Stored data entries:
——————————
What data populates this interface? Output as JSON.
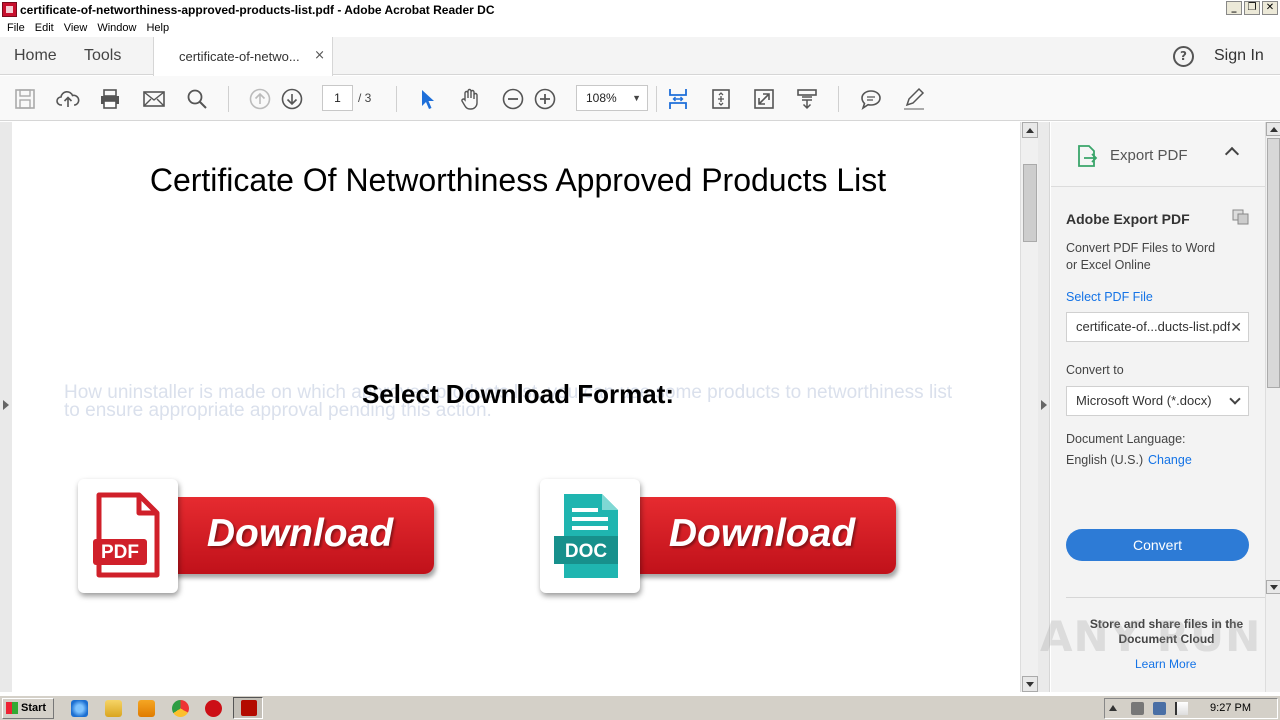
{
  "window": {
    "title": "certificate-of-networthiness-approved-products-list.pdf - Adobe Acrobat Reader DC",
    "buttons": [
      "_",
      "❐",
      "✕"
    ]
  },
  "menu": [
    "File",
    "Edit",
    "View",
    "Window",
    "Help"
  ],
  "tabs": {
    "home": "Home",
    "tools": "Tools",
    "document": "certificate-of-netwo...",
    "close": "×",
    "help": "?",
    "sign_in": "Sign In"
  },
  "toolbar": {
    "page_current": "1",
    "page_total": "/ 3",
    "zoom": "108%",
    "icons": [
      "save-icon",
      "upload-icon",
      "print-icon",
      "email-icon",
      "search-icon",
      "page-up-icon",
      "page-down-icon",
      "select-cursor-icon",
      "hand-icon",
      "zoom-out-icon",
      "zoom-in-icon",
      "fit-page-icon",
      "full-screen-icon",
      "read-mode-icon",
      "scroll-mode-icon",
      "comment-icon",
      "sign-icon"
    ]
  },
  "document": {
    "title": "Certificate Of Networthiness Approved Products List",
    "background_text": "How uninstaller is made on which approved products list, you can use some products to networthiness list to ensure appropriate approval pending this action.",
    "select_format": "Select Download Format:",
    "pdf_button": {
      "badge": "PDF",
      "label": "Download"
    },
    "doc_button": {
      "badge": "DOC",
      "label": "Download"
    }
  },
  "panel": {
    "header": "Export PDF",
    "section_title": "Adobe Export PDF",
    "description": "Convert PDF Files to Word or Excel Online",
    "select_file_label": "Select PDF File",
    "file_value": "certificate-of...ducts-list.pdf",
    "convert_to_label": "Convert to",
    "convert_to_value": "Microsoft Word (*.docx)",
    "doc_language_label": "Document Language:",
    "doc_language_value": "English (U.S.)",
    "change_link": "Change",
    "convert_button": "Convert",
    "footer_text": "Store and share files in the Document Cloud",
    "learn_more": "Learn More"
  },
  "watermark": "ANY RUN",
  "taskbar": {
    "start": "Start",
    "clock": "9:27 PM"
  },
  "colors": {
    "accent_blue": "#2d7bd6",
    "download_red": "#d81e26",
    "pdf_red": "#d0202a",
    "doc_teal": "#1fb5b0"
  }
}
——————————
Every entry above is to be set down exactly; the pictures are to be left out.

Full response:
What data populates this interface? Output as JSON.
{
  "window": {
    "title": "certificate-of-networthiness-approved-products-list.pdf - Adobe Acrobat Reader DC",
    "buttons": [
      "_",
      "❐",
      "✕"
    ]
  },
  "menu": [
    "File",
    "Edit",
    "View",
    "Window",
    "Help"
  ],
  "tabs": {
    "home": "Home",
    "tools": "Tools",
    "document": "certificate-of-netwo...",
    "close": "×",
    "help": "?",
    "sign_in": "Sign In"
  },
  "toolbar": {
    "page_current": "1",
    "page_total": "/ 3",
    "zoom": "108%",
    "icons": [
      "save-icon",
      "upload-icon",
      "print-icon",
      "email-icon",
      "search-icon",
      "page-up-icon",
      "page-down-icon",
      "select-cursor-icon",
      "hand-icon",
      "zoom-out-icon",
      "zoom-in-icon",
      "fit-page-icon",
      "full-screen-icon",
      "read-mode-icon",
      "scroll-mode-icon",
      "comment-icon",
      "sign-icon"
    ]
  },
  "document": {
    "title": "Certificate Of Networthiness Approved Products List",
    "background_text": "How uninstaller is made on which approved products list, you can use some products to networthiness list to ensure appropriate approval pending this action.",
    "select_format": "Select Download Format:",
    "pdf_button": {
      "badge": "PDF",
      "label": "Download"
    },
    "doc_button": {
      "badge": "DOC",
      "label": "Download"
    }
  },
  "panel": {
    "header": "Export PDF",
    "section_title": "Adobe Export PDF",
    "description": "Convert PDF Files to Word or Excel Online",
    "select_file_label": "Select PDF File",
    "file_value": "certificate-of...ducts-list.pdf",
    "convert_to_label": "Convert to",
    "convert_to_value": "Microsoft Word (*.docx)",
    "doc_language_label": "Document Language:",
    "doc_language_value": "English (U.S.)",
    "change_link": "Change",
    "convert_button": "Convert",
    "footer_text": "Store and share files in the Document Cloud",
    "learn_more": "Learn More"
  },
  "watermark": "ANY RUN",
  "taskbar": {
    "start": "Start",
    "clock": "9:27 PM"
  },
  "colors": {
    "accent_blue": "#2d7bd6",
    "download_red": "#d81e26",
    "pdf_red": "#d0202a",
    "doc_teal": "#1fb5b0"
  }
}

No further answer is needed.